### Stored data
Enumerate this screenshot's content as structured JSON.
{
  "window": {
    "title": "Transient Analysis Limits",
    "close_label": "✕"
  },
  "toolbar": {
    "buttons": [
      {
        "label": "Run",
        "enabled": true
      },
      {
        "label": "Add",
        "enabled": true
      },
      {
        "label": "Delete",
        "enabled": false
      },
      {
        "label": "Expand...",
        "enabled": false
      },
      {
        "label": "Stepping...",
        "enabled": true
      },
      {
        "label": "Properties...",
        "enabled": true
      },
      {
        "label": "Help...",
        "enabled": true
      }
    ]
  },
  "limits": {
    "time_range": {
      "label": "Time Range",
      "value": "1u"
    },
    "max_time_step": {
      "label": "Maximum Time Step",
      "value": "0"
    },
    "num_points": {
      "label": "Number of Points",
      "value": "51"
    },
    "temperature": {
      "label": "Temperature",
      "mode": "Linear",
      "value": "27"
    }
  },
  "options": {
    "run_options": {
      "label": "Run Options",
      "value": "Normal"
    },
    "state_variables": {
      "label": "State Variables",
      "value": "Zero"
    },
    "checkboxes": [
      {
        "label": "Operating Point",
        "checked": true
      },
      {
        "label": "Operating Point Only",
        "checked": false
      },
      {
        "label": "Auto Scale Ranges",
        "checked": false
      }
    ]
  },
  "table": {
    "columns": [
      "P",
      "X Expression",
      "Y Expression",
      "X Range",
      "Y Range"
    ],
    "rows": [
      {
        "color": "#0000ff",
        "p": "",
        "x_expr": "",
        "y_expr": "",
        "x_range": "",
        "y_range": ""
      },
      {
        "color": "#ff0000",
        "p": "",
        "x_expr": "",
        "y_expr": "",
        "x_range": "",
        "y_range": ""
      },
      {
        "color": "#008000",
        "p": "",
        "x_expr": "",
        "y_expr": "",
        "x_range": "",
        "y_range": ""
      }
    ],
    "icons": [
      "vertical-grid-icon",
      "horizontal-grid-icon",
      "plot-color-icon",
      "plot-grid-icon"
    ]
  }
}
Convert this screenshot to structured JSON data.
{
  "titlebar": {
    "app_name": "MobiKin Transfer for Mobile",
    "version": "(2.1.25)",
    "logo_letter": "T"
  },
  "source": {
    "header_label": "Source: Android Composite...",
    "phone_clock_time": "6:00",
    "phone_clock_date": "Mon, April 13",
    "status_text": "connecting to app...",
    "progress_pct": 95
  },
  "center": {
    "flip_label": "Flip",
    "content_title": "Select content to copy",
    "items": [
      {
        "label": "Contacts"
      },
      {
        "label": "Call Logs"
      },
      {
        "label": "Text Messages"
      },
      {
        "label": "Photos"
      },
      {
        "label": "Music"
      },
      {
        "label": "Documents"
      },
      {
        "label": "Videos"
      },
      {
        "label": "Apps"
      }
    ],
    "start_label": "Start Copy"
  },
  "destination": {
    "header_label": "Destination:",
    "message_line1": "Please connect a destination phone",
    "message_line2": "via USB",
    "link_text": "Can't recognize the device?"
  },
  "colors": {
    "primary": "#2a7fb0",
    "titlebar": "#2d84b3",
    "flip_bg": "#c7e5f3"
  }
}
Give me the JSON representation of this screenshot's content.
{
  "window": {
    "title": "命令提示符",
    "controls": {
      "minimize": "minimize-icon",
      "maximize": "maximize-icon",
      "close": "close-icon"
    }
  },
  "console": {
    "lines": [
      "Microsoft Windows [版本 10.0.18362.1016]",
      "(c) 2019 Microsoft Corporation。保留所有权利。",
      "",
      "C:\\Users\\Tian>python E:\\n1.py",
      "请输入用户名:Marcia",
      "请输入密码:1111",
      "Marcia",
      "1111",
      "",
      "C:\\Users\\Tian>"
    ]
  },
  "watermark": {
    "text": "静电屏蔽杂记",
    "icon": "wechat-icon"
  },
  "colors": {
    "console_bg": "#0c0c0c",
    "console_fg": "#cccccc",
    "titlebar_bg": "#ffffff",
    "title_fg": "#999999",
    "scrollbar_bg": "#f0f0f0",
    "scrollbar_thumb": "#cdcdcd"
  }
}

### Stated task
Leave out every line before the one containing "Give me the"; set down that line and all remaining lines of the material exactly.

### Exercise solution
Give me the JSON representation of this screenshot's content.
{
  "window": {
    "title": "命令提示符",
    "controls": {
      "minimize": "minimize-icon",
      "maximize": "maximize-icon",
      "close": "close-icon"
    }
  },
  "console": {
    "lines": [
      "Microsoft Windows [版本 10.0.18362.1016]",
      "(c) 2019 Microsoft Corporation。保留所有权利。",
      "",
      "C:\\Users\\Tian>python E:\\n1.py",
      "请输入用户名:Marcia",
      "请输入密码:1111",
      "Marcia",
      "1111",
      "",
      "C:\\Users\\Tian>"
    ]
  },
  "watermark": {
    "text": "静电屏蔽杂记",
    "icon": "wechat-icon"
  },
  "colors": {
    "console_bg": "#0c0c0c",
    "console_fg": "#cccccc",
    "titlebar_bg": "#ffffff",
    "title_fg": "#999999",
    "scrollbar_bg": "#f0f0f0",
    "scrollbar_thumb": "#cdcdcd"
  }
}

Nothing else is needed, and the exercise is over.